(begin)
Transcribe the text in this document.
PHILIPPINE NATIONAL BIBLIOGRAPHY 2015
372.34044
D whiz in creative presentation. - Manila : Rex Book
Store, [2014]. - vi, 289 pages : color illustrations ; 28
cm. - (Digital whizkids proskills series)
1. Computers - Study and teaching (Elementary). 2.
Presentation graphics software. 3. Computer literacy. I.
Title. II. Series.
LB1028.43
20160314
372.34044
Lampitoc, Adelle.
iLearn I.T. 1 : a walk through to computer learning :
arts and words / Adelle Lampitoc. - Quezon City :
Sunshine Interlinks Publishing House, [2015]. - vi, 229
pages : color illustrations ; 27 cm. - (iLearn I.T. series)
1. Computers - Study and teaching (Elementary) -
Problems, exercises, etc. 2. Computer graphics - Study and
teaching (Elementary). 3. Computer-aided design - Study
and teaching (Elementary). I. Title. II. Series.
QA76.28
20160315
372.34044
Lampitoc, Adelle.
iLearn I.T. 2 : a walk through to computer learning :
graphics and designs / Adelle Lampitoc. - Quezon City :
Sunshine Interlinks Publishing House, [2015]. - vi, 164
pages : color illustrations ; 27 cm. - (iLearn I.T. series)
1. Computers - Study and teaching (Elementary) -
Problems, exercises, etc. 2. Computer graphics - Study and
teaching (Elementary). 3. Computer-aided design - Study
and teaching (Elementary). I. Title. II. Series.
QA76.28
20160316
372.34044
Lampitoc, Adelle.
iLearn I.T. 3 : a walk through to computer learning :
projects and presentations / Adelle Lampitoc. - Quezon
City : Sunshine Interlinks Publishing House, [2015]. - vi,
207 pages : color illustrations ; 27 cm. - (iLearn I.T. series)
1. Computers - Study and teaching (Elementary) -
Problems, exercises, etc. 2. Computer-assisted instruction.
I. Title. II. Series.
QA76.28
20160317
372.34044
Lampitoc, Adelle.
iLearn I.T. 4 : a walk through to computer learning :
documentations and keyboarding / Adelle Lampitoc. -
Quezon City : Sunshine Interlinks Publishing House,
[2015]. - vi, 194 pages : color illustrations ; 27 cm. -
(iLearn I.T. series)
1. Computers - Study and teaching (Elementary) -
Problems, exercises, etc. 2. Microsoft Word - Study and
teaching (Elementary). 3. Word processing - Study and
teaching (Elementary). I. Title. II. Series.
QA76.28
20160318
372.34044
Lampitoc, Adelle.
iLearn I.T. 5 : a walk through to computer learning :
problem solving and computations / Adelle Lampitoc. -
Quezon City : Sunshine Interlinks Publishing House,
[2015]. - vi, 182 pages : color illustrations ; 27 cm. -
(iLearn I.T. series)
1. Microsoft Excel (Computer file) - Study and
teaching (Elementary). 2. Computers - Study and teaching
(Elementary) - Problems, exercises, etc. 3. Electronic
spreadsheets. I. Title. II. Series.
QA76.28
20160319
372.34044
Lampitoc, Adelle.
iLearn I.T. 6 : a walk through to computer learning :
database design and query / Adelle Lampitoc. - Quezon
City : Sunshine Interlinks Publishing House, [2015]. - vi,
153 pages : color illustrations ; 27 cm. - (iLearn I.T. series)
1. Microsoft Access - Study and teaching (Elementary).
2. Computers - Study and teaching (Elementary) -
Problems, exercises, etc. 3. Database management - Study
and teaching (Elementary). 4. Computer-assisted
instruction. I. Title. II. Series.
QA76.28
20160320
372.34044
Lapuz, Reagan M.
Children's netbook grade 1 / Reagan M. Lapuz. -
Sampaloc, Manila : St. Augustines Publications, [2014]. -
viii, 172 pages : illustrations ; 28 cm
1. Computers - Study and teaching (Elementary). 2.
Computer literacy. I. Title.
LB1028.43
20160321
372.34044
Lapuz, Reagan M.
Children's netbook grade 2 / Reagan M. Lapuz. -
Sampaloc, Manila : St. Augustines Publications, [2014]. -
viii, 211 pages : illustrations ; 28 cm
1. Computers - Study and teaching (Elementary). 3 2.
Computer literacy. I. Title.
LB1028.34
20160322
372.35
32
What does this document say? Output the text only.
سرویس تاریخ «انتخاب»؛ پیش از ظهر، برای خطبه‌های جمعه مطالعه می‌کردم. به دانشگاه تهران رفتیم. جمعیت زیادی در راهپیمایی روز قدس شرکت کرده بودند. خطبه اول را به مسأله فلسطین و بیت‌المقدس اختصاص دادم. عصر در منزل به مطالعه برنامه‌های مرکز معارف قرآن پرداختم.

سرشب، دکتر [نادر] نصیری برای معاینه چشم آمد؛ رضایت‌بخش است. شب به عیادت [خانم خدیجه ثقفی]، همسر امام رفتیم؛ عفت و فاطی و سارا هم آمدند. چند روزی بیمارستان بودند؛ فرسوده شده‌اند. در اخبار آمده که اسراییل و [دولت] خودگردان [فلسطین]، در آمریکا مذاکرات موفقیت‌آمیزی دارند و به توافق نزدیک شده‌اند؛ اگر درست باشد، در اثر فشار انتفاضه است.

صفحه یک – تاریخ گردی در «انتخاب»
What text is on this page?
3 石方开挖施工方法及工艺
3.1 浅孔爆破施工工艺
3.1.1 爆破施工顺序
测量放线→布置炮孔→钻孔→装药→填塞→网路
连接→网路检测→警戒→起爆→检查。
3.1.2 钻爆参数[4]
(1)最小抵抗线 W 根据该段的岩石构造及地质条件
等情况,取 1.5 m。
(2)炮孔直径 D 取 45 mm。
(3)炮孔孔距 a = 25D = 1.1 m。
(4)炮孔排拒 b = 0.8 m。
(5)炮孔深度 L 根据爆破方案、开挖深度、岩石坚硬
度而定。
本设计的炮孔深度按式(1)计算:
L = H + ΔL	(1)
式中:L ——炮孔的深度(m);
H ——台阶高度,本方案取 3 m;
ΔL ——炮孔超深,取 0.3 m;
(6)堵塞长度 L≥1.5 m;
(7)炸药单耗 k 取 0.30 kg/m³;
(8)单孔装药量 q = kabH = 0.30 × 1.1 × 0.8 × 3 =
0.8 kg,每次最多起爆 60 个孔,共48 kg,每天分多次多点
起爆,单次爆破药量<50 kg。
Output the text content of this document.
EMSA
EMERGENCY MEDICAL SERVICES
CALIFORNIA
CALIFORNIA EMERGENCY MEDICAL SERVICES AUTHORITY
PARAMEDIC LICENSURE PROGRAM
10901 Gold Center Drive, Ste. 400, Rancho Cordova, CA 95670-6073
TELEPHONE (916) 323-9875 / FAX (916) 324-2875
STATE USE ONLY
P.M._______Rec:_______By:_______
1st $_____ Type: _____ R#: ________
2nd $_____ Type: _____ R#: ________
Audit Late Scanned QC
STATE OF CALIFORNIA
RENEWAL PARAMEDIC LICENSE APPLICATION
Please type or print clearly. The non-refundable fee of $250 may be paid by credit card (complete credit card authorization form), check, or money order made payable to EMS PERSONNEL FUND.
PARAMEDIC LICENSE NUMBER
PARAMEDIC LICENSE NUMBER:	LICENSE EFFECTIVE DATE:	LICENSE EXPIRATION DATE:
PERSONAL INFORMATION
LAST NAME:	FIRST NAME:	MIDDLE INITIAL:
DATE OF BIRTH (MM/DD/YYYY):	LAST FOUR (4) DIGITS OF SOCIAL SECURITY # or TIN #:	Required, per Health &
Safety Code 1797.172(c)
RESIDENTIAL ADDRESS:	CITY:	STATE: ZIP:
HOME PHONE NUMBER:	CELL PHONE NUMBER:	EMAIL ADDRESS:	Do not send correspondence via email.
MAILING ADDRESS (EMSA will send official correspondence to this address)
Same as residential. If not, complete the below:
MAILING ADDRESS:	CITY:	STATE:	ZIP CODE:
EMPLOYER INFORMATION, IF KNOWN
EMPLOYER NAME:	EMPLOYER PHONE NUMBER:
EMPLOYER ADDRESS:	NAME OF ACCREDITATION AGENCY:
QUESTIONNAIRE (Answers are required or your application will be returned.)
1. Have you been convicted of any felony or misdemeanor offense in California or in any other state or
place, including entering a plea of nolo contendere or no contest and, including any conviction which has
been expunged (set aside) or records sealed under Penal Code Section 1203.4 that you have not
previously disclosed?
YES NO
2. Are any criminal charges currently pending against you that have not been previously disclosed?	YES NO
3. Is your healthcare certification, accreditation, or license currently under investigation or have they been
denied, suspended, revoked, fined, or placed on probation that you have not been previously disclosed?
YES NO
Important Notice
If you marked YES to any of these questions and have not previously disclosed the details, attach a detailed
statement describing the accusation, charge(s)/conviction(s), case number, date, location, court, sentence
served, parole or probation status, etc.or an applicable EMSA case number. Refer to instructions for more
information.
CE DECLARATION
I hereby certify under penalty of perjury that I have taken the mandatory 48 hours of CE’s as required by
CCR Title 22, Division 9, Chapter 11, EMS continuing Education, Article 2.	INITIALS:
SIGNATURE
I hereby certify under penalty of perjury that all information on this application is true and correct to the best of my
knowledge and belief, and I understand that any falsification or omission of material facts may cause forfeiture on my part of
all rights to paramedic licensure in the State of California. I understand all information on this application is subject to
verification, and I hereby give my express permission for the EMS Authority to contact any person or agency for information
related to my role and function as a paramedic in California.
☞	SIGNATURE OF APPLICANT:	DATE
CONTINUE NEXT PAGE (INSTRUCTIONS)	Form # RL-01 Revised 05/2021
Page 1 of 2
(end)
TASK REQUIREMENTS: Tell how many lines of the material above hold "send", answering with a bare number.

COMPLETED TASK: 2